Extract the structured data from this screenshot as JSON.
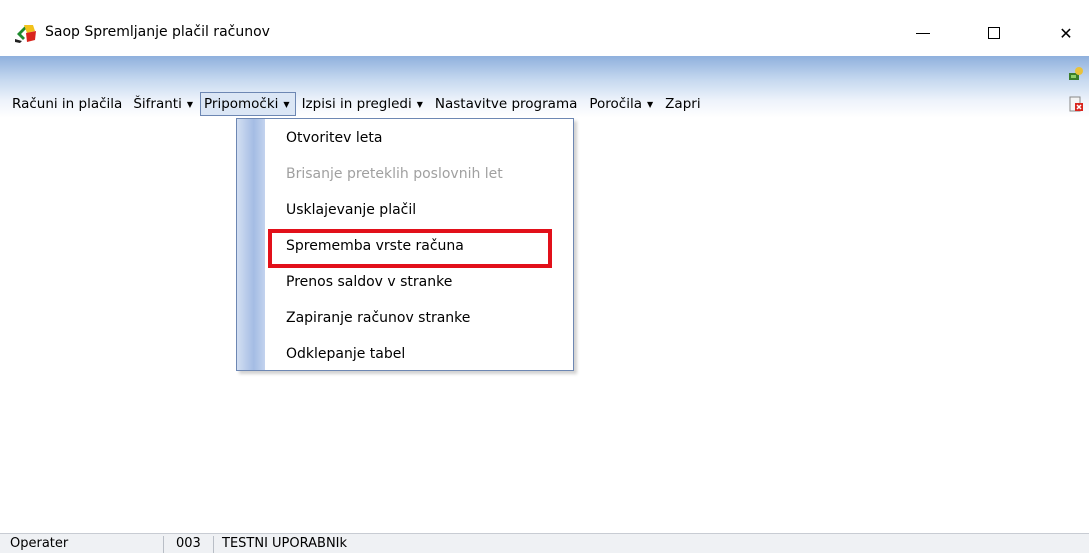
{
  "window": {
    "title": "Saop Spremljanje plačil računov",
    "icon": "saop-app-icon",
    "controls": [
      "minimize",
      "maximize",
      "close"
    ],
    "close_glyph": "✕"
  },
  "menubar": {
    "items": [
      {
        "label": "Računi in plačila",
        "dropdown": false
      },
      {
        "label": "Šifranti",
        "dropdown": true
      },
      {
        "label": "Pripomočki",
        "dropdown": true,
        "active": true
      },
      {
        "label": "Izpisi in pregledi",
        "dropdown": true
      },
      {
        "label": "Nastavitve programa",
        "dropdown": false
      },
      {
        "label": "Poročila",
        "dropdown": true
      },
      {
        "label": "Zapri",
        "dropdown": false
      }
    ],
    "arrow_glyph": "▼",
    "right_icons": [
      "help-user-icon",
      "exit-icon"
    ]
  },
  "dropdown": {
    "items": [
      {
        "label": "Otvoritev leta",
        "enabled": true
      },
      {
        "label": "Brisanje preteklih poslovnih let",
        "enabled": false
      },
      {
        "label": "Usklajevanje plačil",
        "enabled": true
      },
      {
        "label": "Sprememba vrste računa",
        "enabled": true,
        "highlighted": true
      },
      {
        "label": "Prenos saldov v stranke",
        "enabled": true
      },
      {
        "label": "Zapiranje računov stranke",
        "enabled": true
      },
      {
        "label": "Odklepanje tabel",
        "enabled": true
      }
    ]
  },
  "statusbar": {
    "operator_label": "Operater",
    "code": "003",
    "user": "TESTNI UPORABNIk"
  },
  "colors": {
    "highlight": "#e2101a",
    "menu_gradient_top": "#8fb0dd",
    "dropdown_border": "#6d87b3"
  }
}
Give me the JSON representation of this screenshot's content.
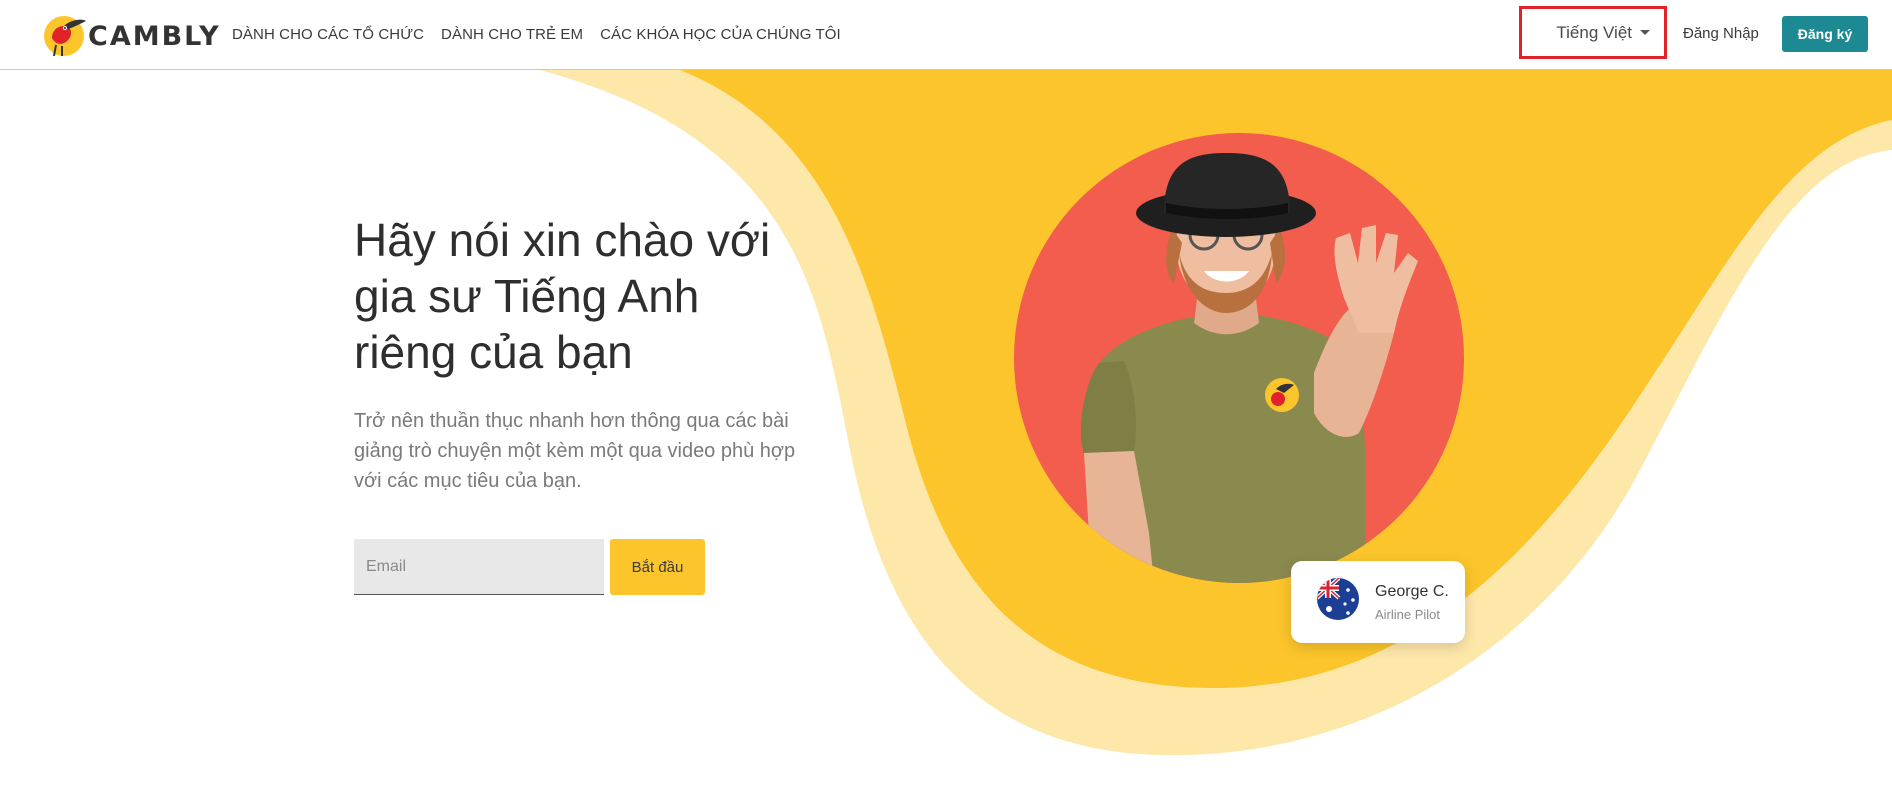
{
  "header": {
    "logo_text": "CAMBLY",
    "nav": [
      {
        "label": "DÀNH CHO CÁC TỔ CHỨC"
      },
      {
        "label": "DÀNH CHO TRẺ EM"
      },
      {
        "label": "CÁC KHÓA HỌC CỦA CHÚNG TÔI"
      }
    ],
    "language": "Tiếng Việt",
    "login_label": "Đăng Nhập",
    "signup_label": "Đăng ký"
  },
  "hero": {
    "title": "Hãy nói xin chào với gia sư Tiếng Anh riêng của bạn",
    "subtitle": "Trở nên thuần thục nhanh hơn thông qua các bài giảng trò chuyện một kèm một qua video phù hợp với các mục tiêu của bạn.",
    "email_placeholder": "Email",
    "start_label": "Bắt đầu"
  },
  "tutor": {
    "name": "George C.",
    "role": "Airline Pilot",
    "flag_icon": "australia-flag-icon"
  },
  "colors": {
    "brand_teal": "#1d8a93",
    "yellow": "#fcc52b",
    "light_yellow": "#fde7a9",
    "coral": "#f25d4d",
    "highlight_red": "#e1222a"
  }
}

* _Challenge_:
Each record above should come back exactly the same, only without its pictures.

* _Correct answer_:
Extract the structured data from this screenshot as JSON.
{
  "window": {
    "title": "Saop Spremljanje plačil računov",
    "icon": "saop-app-icon",
    "controls": [
      "minimize",
      "maximize",
      "close"
    ],
    "close_glyph": "✕"
  },
  "menubar": {
    "items": [
      {
        "label": "Računi in plačila",
        "dropdown": false
      },
      {
        "label": "Šifranti",
        "dropdown": true
      },
      {
        "label": "Pripomočki",
        "dropdown": true,
        "active": true
      },
      {
        "label": "Izpisi in pregledi",
        "dropdown": true
      },
      {
        "label": "Nastavitve programa",
        "dropdown": false
      },
      {
        "label": "Poročila",
        "dropdown": true
      },
      {
        "label": "Zapri",
        "dropdown": false
      }
    ],
    "arrow_glyph": "▼",
    "right_icons": [
      "help-user-icon",
      "exit-icon"
    ]
  },
  "dropdown": {
    "items": [
      {
        "label": "Otvoritev leta",
        "enabled": true
      },
      {
        "label": "Brisanje preteklih poslovnih let",
        "enabled": false
      },
      {
        "label": "Usklajevanje plačil",
        "enabled": true
      },
      {
        "label": "Sprememba vrste računa",
        "enabled": true,
        "highlighted": true
      },
      {
        "label": "Prenos saldov v stranke",
        "enabled": true
      },
      {
        "label": "Zapiranje računov stranke",
        "enabled": true
      },
      {
        "label": "Odklepanje tabel",
        "enabled": true
      }
    ]
  },
  "statusbar": {
    "operator_label": "Operater",
    "code": "003",
    "user": "TESTNI UPORABNIk"
  },
  "colors": {
    "highlight": "#e2101a",
    "menu_gradient_top": "#8fb0dd",
    "dropdown_border": "#6d87b3"
  }
}
Give me the JSON representation of this screenshot's content.
{
  "header": {
    "logo_text": "CAMBLY",
    "nav": [
      {
        "label": "DÀNH CHO CÁC TỔ CHỨC"
      },
      {
        "label": "DÀNH CHO TRẺ EM"
      },
      {
        "label": "CÁC KHÓA HỌC CỦA CHÚNG TÔI"
      }
    ],
    "language": "Tiếng Việt",
    "login_label": "Đăng Nhập",
    "signup_label": "Đăng ký"
  },
  "hero": {
    "title": "Hãy nói xin chào với gia sư Tiếng Anh riêng của bạn",
    "subtitle": "Trở nên thuần thục nhanh hơn thông qua các bài giảng trò chuyện một kèm một qua video phù hợp với các mục tiêu của bạn.",
    "email_placeholder": "Email",
    "start_label": "Bắt đầu"
  },
  "tutor": {
    "name": "George C.",
    "role": "Airline Pilot",
    "flag_icon": "australia-flag-icon"
  },
  "colors": {
    "brand_teal": "#1d8a93",
    "yellow": "#fcc52b",
    "light_yellow": "#fde7a9",
    "coral": "#f25d4d",
    "highlight_red": "#e1222a"
  }
}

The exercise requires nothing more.